_What the task asks_:
Can you reproduce the data beneath, keeping every line exact?

----- Information provided

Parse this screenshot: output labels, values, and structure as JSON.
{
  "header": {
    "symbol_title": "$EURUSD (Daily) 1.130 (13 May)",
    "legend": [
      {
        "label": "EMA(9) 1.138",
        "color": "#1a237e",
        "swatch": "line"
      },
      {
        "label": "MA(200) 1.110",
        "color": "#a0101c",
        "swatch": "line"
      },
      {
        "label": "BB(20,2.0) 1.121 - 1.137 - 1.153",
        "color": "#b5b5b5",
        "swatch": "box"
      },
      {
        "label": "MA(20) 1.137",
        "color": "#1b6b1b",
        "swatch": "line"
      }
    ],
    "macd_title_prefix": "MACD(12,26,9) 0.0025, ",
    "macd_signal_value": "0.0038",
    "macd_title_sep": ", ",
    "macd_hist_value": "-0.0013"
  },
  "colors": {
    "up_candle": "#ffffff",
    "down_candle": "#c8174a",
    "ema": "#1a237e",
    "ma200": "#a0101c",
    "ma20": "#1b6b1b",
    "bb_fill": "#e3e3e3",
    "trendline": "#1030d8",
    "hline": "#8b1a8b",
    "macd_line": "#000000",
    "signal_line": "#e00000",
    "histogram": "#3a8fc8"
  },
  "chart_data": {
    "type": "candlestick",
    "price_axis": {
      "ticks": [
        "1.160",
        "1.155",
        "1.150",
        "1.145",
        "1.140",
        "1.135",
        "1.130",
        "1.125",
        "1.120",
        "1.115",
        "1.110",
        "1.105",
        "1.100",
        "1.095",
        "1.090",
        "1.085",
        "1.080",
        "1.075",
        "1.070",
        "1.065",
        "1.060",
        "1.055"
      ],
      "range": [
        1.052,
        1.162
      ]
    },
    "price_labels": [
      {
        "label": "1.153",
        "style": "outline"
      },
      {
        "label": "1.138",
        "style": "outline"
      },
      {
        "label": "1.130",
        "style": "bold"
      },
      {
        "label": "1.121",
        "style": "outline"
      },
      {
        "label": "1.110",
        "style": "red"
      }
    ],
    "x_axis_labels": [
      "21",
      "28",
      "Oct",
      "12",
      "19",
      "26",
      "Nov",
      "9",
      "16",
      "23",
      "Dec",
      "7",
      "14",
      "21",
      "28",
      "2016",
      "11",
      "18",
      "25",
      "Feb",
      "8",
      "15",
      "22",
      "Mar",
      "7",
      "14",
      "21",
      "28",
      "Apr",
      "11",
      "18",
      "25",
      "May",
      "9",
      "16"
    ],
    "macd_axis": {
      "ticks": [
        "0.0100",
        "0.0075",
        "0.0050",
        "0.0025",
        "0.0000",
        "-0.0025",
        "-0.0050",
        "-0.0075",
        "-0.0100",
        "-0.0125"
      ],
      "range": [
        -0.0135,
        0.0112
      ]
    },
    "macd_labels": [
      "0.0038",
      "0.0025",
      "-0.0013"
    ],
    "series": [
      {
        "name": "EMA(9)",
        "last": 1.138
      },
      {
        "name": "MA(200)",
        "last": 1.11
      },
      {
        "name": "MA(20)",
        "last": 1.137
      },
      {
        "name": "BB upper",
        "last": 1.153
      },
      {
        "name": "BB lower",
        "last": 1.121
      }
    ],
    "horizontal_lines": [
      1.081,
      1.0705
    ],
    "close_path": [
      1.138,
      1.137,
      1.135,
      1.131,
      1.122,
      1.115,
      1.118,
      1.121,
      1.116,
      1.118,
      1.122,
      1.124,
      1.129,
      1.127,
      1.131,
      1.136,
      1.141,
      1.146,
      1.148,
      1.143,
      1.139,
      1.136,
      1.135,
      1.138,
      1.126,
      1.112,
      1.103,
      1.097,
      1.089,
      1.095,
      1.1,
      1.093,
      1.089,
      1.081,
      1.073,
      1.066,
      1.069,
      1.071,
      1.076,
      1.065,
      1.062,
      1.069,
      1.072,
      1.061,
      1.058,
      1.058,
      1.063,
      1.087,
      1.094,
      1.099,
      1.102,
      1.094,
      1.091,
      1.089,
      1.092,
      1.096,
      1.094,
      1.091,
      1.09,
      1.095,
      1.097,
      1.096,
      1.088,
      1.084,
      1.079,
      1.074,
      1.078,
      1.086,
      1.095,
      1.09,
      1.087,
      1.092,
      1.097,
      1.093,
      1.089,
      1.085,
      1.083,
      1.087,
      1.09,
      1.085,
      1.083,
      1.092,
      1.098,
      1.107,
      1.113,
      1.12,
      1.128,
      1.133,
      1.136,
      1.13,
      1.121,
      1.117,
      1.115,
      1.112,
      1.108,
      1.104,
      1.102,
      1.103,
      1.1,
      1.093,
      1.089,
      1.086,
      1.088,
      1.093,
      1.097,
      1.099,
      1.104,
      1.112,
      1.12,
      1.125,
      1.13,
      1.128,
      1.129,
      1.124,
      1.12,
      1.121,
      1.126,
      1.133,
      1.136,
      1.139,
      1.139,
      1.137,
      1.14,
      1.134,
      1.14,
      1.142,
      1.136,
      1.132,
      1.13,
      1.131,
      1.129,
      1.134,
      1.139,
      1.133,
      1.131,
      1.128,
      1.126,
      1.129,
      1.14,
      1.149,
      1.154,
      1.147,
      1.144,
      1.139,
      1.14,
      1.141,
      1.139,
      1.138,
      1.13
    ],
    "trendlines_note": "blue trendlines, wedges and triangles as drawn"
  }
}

----------

_Solution to this task_:
Parse this screenshot: output labels, values, and structure as JSON.
{
  "header": {
    "symbol_title": "$EURUSD (Daily) 1.130 (13 May)",
    "legend": [
      {
        "label": "EMA(9) 1.138",
        "color": "#1a237e",
        "swatch": "line"
      },
      {
        "label": "MA(200) 1.110",
        "color": "#a0101c",
        "swatch": "line"
      },
      {
        "label": "BB(20,2.0) 1.121 - 1.137 - 1.153",
        "color": "#b5b5b5",
        "swatch": "box"
      },
      {
        "label": "MA(20) 1.137",
        "color": "#1b6b1b",
        "swatch": "line"
      }
    ],
    "macd_title_prefix": "MACD(12,26,9) 0.0025, ",
    "macd_signal_value": "0.0038",
    "macd_title_sep": ", ",
    "macd_hist_value": "-0.0013"
  },
  "colors": {
    "up_candle": "#ffffff",
    "down_candle": "#c8174a",
    "ema": "#1a237e",
    "ma200": "#a0101c",
    "ma20": "#1b6b1b",
    "bb_fill": "#e3e3e3",
    "trendline": "#1030d8",
    "hline": "#8b1a8b",
    "macd_line": "#000000",
    "signal_line": "#e00000",
    "histogram": "#3a8fc8"
  },
  "chart_data": {
    "type": "candlestick",
    "price_axis": {
      "ticks": [
        "1.160",
        "1.155",
        "1.150",
        "1.145",
        "1.140",
        "1.135",
        "1.130",
        "1.125",
        "1.120",
        "1.115",
        "1.110",
        "1.105",
        "1.100",
        "1.095",
        "1.090",
        "1.085",
        "1.080",
        "1.075",
        "1.070",
        "1.065",
        "1.060",
        "1.055"
      ],
      "range": [
        1.052,
        1.162
      ]
    },
    "price_labels": [
      {
        "label": "1.153",
        "style": "outline"
      },
      {
        "label": "1.138",
        "style": "outline"
      },
      {
        "label": "1.130",
        "style": "bold"
      },
      {
        "label": "1.121",
        "style": "outline"
      },
      {
        "label": "1.110",
        "style": "red"
      }
    ],
    "x_axis_labels": [
      "21",
      "28",
      "Oct",
      "12",
      "19",
      "26",
      "Nov",
      "9",
      "16",
      "23",
      "Dec",
      "7",
      "14",
      "21",
      "28",
      "2016",
      "11",
      "18",
      "25",
      "Feb",
      "8",
      "15",
      "22",
      "Mar",
      "7",
      "14",
      "21",
      "28",
      "Apr",
      "11",
      "18",
      "25",
      "May",
      "9",
      "16"
    ],
    "macd_axis": {
      "ticks": [
        "0.0100",
        "0.0075",
        "0.0050",
        "0.0025",
        "0.0000",
        "-0.0025",
        "-0.0050",
        "-0.0075",
        "-0.0100",
        "-0.0125"
      ],
      "range": [
        -0.0135,
        0.0112
      ]
    },
    "macd_labels": [
      "0.0038",
      "0.0025",
      "-0.0013"
    ],
    "series": [
      {
        "name": "EMA(9)",
        "last": 1.138
      },
      {
        "name": "MA(200)",
        "last": 1.11
      },
      {
        "name": "MA(20)",
        "last": 1.137
      },
      {
        "name": "BB upper",
        "last": 1.153
      },
      {
        "name": "BB lower",
        "last": 1.121
      }
    ],
    "horizontal_lines": [
      1.081,
      1.0705
    ],
    "close_path": [
      1.138,
      1.137,
      1.135,
      1.131,
      1.122,
      1.115,
      1.118,
      1.121,
      1.116,
      1.118,
      1.122,
      1.124,
      1.129,
      1.127,
      1.131,
      1.136,
      1.141,
      1.146,
      1.148,
      1.143,
      1.139,
      1.136,
      1.135,
      1.138,
      1.126,
      1.112,
      1.103,
      1.097,
      1.089,
      1.095,
      1.1,
      1.093,
      1.089,
      1.081,
      1.073,
      1.066,
      1.069,
      1.071,
      1.076,
      1.065,
      1.062,
      1.069,
      1.072,
      1.061,
      1.058,
      1.058,
      1.063,
      1.087,
      1.094,
      1.099,
      1.102,
      1.094,
      1.091,
      1.089,
      1.092,
      1.096,
      1.094,
      1.091,
      1.09,
      1.095,
      1.097,
      1.096,
      1.088,
      1.084,
      1.079,
      1.074,
      1.078,
      1.086,
      1.095,
      1.09,
      1.087,
      1.092,
      1.097,
      1.093,
      1.089,
      1.085,
      1.083,
      1.087,
      1.09,
      1.085,
      1.083,
      1.092,
      1.098,
      1.107,
      1.113,
      1.12,
      1.128,
      1.133,
      1.136,
      1.13,
      1.121,
      1.117,
      1.115,
      1.112,
      1.108,
      1.104,
      1.102,
      1.103,
      1.1,
      1.093,
      1.089,
      1.086,
      1.088,
      1.093,
      1.097,
      1.099,
      1.104,
      1.112,
      1.12,
      1.125,
      1.13,
      1.128,
      1.129,
      1.124,
      1.12,
      1.121,
      1.126,
      1.133,
      1.136,
      1.139,
      1.139,
      1.137,
      1.14,
      1.134,
      1.14,
      1.142,
      1.136,
      1.132,
      1.13,
      1.131,
      1.129,
      1.134,
      1.139,
      1.133,
      1.131,
      1.128,
      1.126,
      1.129,
      1.14,
      1.149,
      1.154,
      1.147,
      1.144,
      1.139,
      1.14,
      1.141,
      1.139,
      1.138,
      1.13
    ],
    "trendlines_note": "blue trendlines, wedges and triangles as drawn"
  }
}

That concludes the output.